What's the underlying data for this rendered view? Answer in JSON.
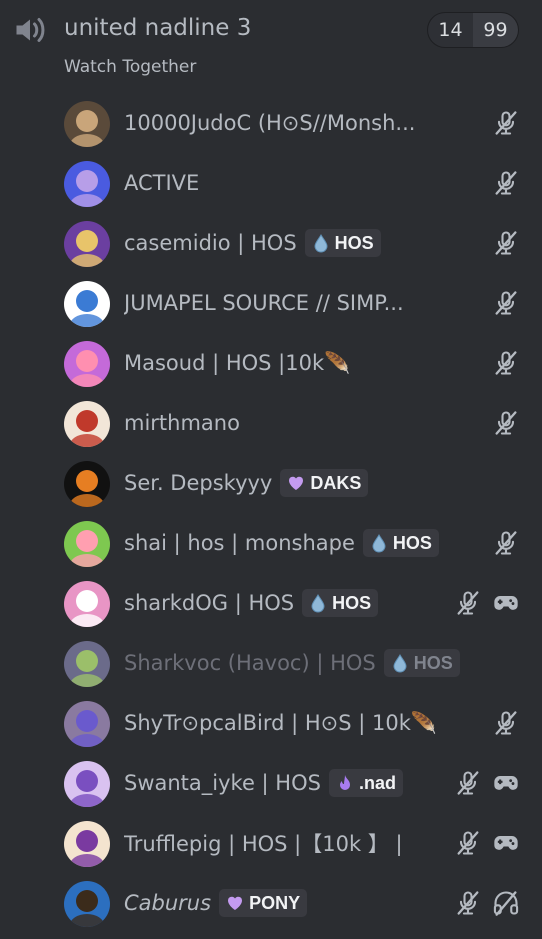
{
  "channel": {
    "name": "united nadline 3",
    "status": "Watch Together",
    "counter_left": "14",
    "counter_right": "99",
    "icon": "voice-speaker-icon"
  },
  "colors": {
    "background": "#2b2d31",
    "text": "#b5bac1",
    "tag_bg": "#393a40",
    "muted_icon": "#b5bac1"
  },
  "users": [
    {
      "name": "10000JudoC (H⊙S//Monsh...",
      "tag": "",
      "tag_icon": "",
      "status_icons": [
        "deafened-mic-icon"
      ]
    },
    {
      "name": "ACTIVE",
      "tag": "",
      "tag_icon": "",
      "status_icons": [
        "deafened-mic-icon"
      ]
    },
    {
      "name": "casemidio | HOS",
      "tag": "HOS",
      "tag_icon": "drop-icon",
      "status_icons": [
        "deafened-mic-icon"
      ]
    },
    {
      "name": "JUMAPEL SOURCE // SIMP...",
      "tag": "",
      "tag_icon": "",
      "status_icons": [
        "deafened-mic-icon"
      ]
    },
    {
      "name": "Masoud | HOS |10k🪶",
      "tag": "",
      "tag_icon": "",
      "status_icons": [
        "deafened-mic-icon"
      ]
    },
    {
      "name": "mirthmano",
      "tag": "",
      "tag_icon": "",
      "status_icons": [
        "deafened-mic-icon"
      ]
    },
    {
      "name": "Ser. Depskyyy",
      "tag": "DAKS",
      "tag_icon": "heart-icon",
      "status_icons": []
    },
    {
      "name": "shai | hos | monshape",
      "tag": "HOS",
      "tag_icon": "drop-icon",
      "status_icons": [
        "deafened-mic-icon"
      ]
    },
    {
      "name": "sharkdOG | HOS",
      "tag": "HOS",
      "tag_icon": "drop-icon",
      "status_icons": [
        "muted-mic-icon",
        "gamepad-icon"
      ]
    },
    {
      "name": "Sharkvoc (Havoc) | HOS",
      "tag": "HOS",
      "tag_icon": "drop-icon",
      "status_icons": [],
      "dim": true
    },
    {
      "name": "ShyTr⊙pcalBird | H⊙S | 10k🪶",
      "tag": "",
      "tag_icon": "",
      "status_icons": [
        "deafened-mic-icon"
      ]
    },
    {
      "name": "Swanta_iyke | HOS",
      "tag": ".nad",
      "tag_icon": "flame-icon",
      "status_icons": [
        "muted-mic-icon",
        "gamepad-icon"
      ]
    },
    {
      "name": "Trufflepig | HOS |【10k 】 |",
      "tag": "",
      "tag_icon": "",
      "status_icons": [
        "muted-mic-icon",
        "gamepad-icon"
      ]
    },
    {
      "name": "Caburus",
      "tag": "PONY",
      "tag_icon": "heart-icon",
      "status_icons": [
        "muted-mic-icon",
        "deafened-headphones-icon"
      ],
      "italic": true
    }
  ]
}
===
■ SET EXERCISE
Transcribe the material as is, with images omitted.

■ TASK SOLUTION
What's the underlying data for this rendered view? Answer in JSON.
{
  "channel": {
    "name": "united nadline 3",
    "status": "Watch Together",
    "counter_left": "14",
    "counter_right": "99",
    "icon": "voice-speaker-icon"
  },
  "colors": {
    "background": "#2b2d31",
    "text": "#b5bac1",
    "tag_bg": "#393a40",
    "muted_icon": "#b5bac1"
  },
  "users": [
    {
      "name": "10000JudoC (H⊙S//Monsh...",
      "tag": "",
      "tag_icon": "",
      "status_icons": [
        "deafened-mic-icon"
      ]
    },
    {
      "name": "ACTIVE",
      "tag": "",
      "tag_icon": "",
      "status_icons": [
        "deafened-mic-icon"
      ]
    },
    {
      "name": "casemidio | HOS",
      "tag": "HOS",
      "tag_icon": "drop-icon",
      "status_icons": [
        "deafened-mic-icon"
      ]
    },
    {
      "name": "JUMAPEL SOURCE // SIMP...",
      "tag": "",
      "tag_icon": "",
      "status_icons": [
        "deafened-mic-icon"
      ]
    },
    {
      "name": "Masoud | HOS |10k🪶",
      "tag": "",
      "tag_icon": "",
      "status_icons": [
        "deafened-mic-icon"
      ]
    },
    {
      "name": "mirthmano",
      "tag": "",
      "tag_icon": "",
      "status_icons": [
        "deafened-mic-icon"
      ]
    },
    {
      "name": "Ser. Depskyyy",
      "tag": "DAKS",
      "tag_icon": "heart-icon",
      "status_icons": []
    },
    {
      "name": "shai | hos | monshape",
      "tag": "HOS",
      "tag_icon": "drop-icon",
      "status_icons": [
        "deafened-mic-icon"
      ]
    },
    {
      "name": "sharkdOG | HOS",
      "tag": "HOS",
      "tag_icon": "drop-icon",
      "status_icons": [
        "muted-mic-icon",
        "gamepad-icon"
      ]
    },
    {
      "name": "Sharkvoc (Havoc) | HOS",
      "tag": "HOS",
      "tag_icon": "drop-icon",
      "status_icons": [],
      "dim": true
    },
    {
      "name": "ShyTr⊙pcalBird | H⊙S | 10k🪶",
      "tag": "",
      "tag_icon": "",
      "status_icons": [
        "deafened-mic-icon"
      ]
    },
    {
      "name": "Swanta_iyke | HOS",
      "tag": ".nad",
      "tag_icon": "flame-icon",
      "status_icons": [
        "muted-mic-icon",
        "gamepad-icon"
      ]
    },
    {
      "name": "Trufflepig | HOS |【10k 】 |",
      "tag": "",
      "tag_icon": "",
      "status_icons": [
        "muted-mic-icon",
        "gamepad-icon"
      ]
    },
    {
      "name": "Caburus",
      "tag": "PONY",
      "tag_icon": "heart-icon",
      "status_icons": [
        "muted-mic-icon",
        "deafened-headphones-icon"
      ],
      "italic": true
    }
  ]
}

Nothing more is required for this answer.